▶ _Task objective_:
Give back the whole listing exactly as shown.

▶ _Exercise data_:

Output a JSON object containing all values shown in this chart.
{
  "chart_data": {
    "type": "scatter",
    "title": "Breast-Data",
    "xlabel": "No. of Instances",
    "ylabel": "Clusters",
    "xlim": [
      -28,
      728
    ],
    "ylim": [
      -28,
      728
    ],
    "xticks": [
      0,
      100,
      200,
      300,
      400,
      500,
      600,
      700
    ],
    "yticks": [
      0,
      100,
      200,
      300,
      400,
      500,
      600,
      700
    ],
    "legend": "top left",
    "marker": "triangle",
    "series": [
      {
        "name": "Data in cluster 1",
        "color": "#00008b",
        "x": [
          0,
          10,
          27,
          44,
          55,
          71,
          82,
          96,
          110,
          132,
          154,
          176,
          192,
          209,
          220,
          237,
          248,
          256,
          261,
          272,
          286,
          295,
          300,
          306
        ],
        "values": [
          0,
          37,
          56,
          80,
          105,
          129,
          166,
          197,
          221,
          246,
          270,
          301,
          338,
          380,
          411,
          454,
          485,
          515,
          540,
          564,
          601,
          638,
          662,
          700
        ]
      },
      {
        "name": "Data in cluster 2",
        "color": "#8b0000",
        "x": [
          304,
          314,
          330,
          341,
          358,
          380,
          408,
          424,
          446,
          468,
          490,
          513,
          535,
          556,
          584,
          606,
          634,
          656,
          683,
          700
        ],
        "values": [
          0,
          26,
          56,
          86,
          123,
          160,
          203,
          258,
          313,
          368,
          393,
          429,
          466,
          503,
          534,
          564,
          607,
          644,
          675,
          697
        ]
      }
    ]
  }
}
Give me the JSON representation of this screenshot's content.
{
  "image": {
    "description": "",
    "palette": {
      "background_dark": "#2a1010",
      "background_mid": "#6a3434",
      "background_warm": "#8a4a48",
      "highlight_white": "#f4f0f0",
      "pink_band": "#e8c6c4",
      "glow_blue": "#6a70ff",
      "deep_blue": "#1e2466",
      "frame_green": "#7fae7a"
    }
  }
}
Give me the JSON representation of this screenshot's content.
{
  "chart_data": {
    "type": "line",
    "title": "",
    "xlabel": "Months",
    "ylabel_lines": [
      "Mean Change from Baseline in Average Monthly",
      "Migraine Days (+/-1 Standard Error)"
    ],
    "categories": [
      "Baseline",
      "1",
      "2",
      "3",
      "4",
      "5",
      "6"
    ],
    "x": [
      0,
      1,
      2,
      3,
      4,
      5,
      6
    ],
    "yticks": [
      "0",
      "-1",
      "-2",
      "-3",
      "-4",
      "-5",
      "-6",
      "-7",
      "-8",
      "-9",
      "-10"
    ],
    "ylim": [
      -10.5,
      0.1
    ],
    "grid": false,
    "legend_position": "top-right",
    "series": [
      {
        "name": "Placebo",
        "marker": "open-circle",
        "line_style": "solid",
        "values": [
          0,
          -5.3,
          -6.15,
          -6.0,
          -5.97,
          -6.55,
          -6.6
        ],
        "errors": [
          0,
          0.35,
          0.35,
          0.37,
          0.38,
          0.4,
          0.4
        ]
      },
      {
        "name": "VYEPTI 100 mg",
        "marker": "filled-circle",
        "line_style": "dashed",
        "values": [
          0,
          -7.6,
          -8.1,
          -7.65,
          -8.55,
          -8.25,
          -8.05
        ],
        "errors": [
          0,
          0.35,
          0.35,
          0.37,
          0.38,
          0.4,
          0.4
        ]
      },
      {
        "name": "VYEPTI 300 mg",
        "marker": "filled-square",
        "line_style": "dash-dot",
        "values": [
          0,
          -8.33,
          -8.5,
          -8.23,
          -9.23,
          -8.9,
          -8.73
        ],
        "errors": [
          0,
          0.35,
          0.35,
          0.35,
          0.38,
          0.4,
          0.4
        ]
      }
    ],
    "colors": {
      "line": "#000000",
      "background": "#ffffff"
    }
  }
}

▶ _Written reply_:
Output a JSON object containing all values shown in this chart.
{
  "chart_data": {
    "type": "scatter",
    "title": "Breast-Data",
    "xlabel": "No. of Instances",
    "ylabel": "Clusters",
    "xlim": [
      -28,
      728
    ],
    "ylim": [
      -28,
      728
    ],
    "xticks": [
      0,
      100,
      200,
      300,
      400,
      500,
      600,
      700
    ],
    "yticks": [
      0,
      100,
      200,
      300,
      400,
      500,
      600,
      700
    ],
    "legend": "top left",
    "marker": "triangle",
    "series": [
      {
        "name": "Data in cluster 1",
        "color": "#00008b",
        "x": [
          0,
          10,
          27,
          44,
          55,
          71,
          82,
          96,
          110,
          132,
          154,
          176,
          192,
          209,
          220,
          237,
          248,
          256,
          261,
          272,
          286,
          295,
          300,
          306
        ],
        "values": [
          0,
          37,
          56,
          80,
          105,
          129,
          166,
          197,
          221,
          246,
          270,
          301,
          338,
          380,
          411,
          454,
          485,
          515,
          540,
          564,
          601,
          638,
          662,
          700
        ]
      },
      {
        "name": "Data in cluster 2",
        "color": "#8b0000",
        "x": [
          304,
          314,
          330,
          341,
          358,
          380,
          408,
          424,
          446,
          468,
          490,
          513,
          535,
          556,
          584,
          606,
          634,
          656,
          683,
          700
        ],
        "values": [
          0,
          26,
          56,
          86,
          123,
          160,
          203,
          258,
          313,
          368,
          393,
          429,
          466,
          503,
          534,
          564,
          607,
          644,
          675,
          697
        ]
      }
    ]
  }
}
Give me the JSON representation of this screenshot's content.
{
  "image": {
    "description": "",
    "palette": {
      "background_dark": "#2a1010",
      "background_mid": "#6a3434",
      "background_warm": "#8a4a48",
      "highlight_white": "#f4f0f0",
      "pink_band": "#e8c6c4",
      "glow_blue": "#6a70ff",
      "deep_blue": "#1e2466",
      "frame_green": "#7fae7a"
    }
  }
}
Give me the JSON representation of this screenshot's content.
{
  "chart_data": {
    "type": "line",
    "title": "",
    "xlabel": "Months",
    "ylabel_lines": [
      "Mean Change from Baseline in Average Monthly",
      "Migraine Days (+/-1 Standard Error)"
    ],
    "categories": [
      "Baseline",
      "1",
      "2",
      "3",
      "4",
      "5",
      "6"
    ],
    "x": [
      0,
      1,
      2,
      3,
      4,
      5,
      6
    ],
    "yticks": [
      "0",
      "-1",
      "-2",
      "-3",
      "-4",
      "-5",
      "-6",
      "-7",
      "-8",
      "-9",
      "-10"
    ],
    "ylim": [
      -10.5,
      0.1
    ],
    "grid": false,
    "legend_position": "top-right",
    "series": [
      {
        "name": "Placebo",
        "marker": "open-circle",
        "line_style": "solid",
        "values": [
          0,
          -5.3,
          -6.15,
          -6.0,
          -5.97,
          -6.55,
          -6.6
        ],
        "errors": [
          0,
          0.35,
          0.35,
          0.37,
          0.38,
          0.4,
          0.4
        ]
      },
      {
        "name": "VYEPTI 100 mg",
        "marker": "filled-circle",
        "line_style": "dashed",
        "values": [
          0,
          -7.6,
          -8.1,
          -7.65,
          -8.55,
          -8.25,
          -8.05
        ],
        "errors": [
          0,
          0.35,
          0.35,
          0.37,
          0.38,
          0.4,
          0.4
        ]
      },
      {
        "name": "VYEPTI 300 mg",
        "marker": "filled-square",
        "line_style": "dash-dot",
        "values": [
          0,
          -8.33,
          -8.5,
          -8.23,
          -9.23,
          -8.9,
          -8.73
        ],
        "errors": [
          0,
          0.35,
          0.35,
          0.35,
          0.38,
          0.4,
          0.4
        ]
      }
    ],
    "colors": {
      "line": "#000000",
      "background": "#ffffff"
    }
  }
}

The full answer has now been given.